Prompt
In the data below, find each line containing the string "Наука" and return it.

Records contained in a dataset
_ _ _ _ _

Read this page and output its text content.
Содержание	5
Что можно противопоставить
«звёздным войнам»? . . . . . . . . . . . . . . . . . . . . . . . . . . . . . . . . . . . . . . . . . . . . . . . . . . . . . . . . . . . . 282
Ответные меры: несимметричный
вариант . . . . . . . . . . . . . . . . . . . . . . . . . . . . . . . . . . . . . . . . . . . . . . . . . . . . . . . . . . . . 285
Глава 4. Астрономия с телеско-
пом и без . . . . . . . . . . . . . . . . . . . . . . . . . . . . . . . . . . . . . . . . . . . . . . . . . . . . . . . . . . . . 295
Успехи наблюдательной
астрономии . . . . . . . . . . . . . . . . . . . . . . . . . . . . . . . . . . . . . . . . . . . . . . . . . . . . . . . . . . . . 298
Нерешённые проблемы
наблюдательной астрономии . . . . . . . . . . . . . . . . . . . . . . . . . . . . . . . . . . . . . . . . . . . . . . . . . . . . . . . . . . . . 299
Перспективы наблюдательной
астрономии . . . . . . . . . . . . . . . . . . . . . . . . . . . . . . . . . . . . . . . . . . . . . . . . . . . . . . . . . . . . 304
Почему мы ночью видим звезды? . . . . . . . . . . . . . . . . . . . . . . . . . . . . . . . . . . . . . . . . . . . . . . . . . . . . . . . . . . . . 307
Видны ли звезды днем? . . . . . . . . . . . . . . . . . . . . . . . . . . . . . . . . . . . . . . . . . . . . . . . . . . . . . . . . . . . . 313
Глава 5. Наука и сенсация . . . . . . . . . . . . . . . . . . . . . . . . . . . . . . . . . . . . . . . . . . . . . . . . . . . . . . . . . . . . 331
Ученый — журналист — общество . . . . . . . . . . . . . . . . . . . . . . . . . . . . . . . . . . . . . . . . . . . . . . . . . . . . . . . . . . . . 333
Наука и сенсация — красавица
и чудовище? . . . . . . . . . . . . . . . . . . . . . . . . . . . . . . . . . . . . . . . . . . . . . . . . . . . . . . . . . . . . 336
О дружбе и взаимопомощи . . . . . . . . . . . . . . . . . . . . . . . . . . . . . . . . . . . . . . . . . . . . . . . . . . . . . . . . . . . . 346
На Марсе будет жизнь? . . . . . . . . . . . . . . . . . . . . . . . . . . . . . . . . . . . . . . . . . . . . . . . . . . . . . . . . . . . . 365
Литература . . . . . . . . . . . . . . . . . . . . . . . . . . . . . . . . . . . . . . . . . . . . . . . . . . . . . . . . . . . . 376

_ _ _ _ _

Final answer
Глава 5. Наука и сенсация . . . . . . . . . . . . . . . . . . . . . . . . . . . . . . . . . . . . . . . . . . . . . . . . . . . . . . . . . . . . 331
Наука и сенсация — красавица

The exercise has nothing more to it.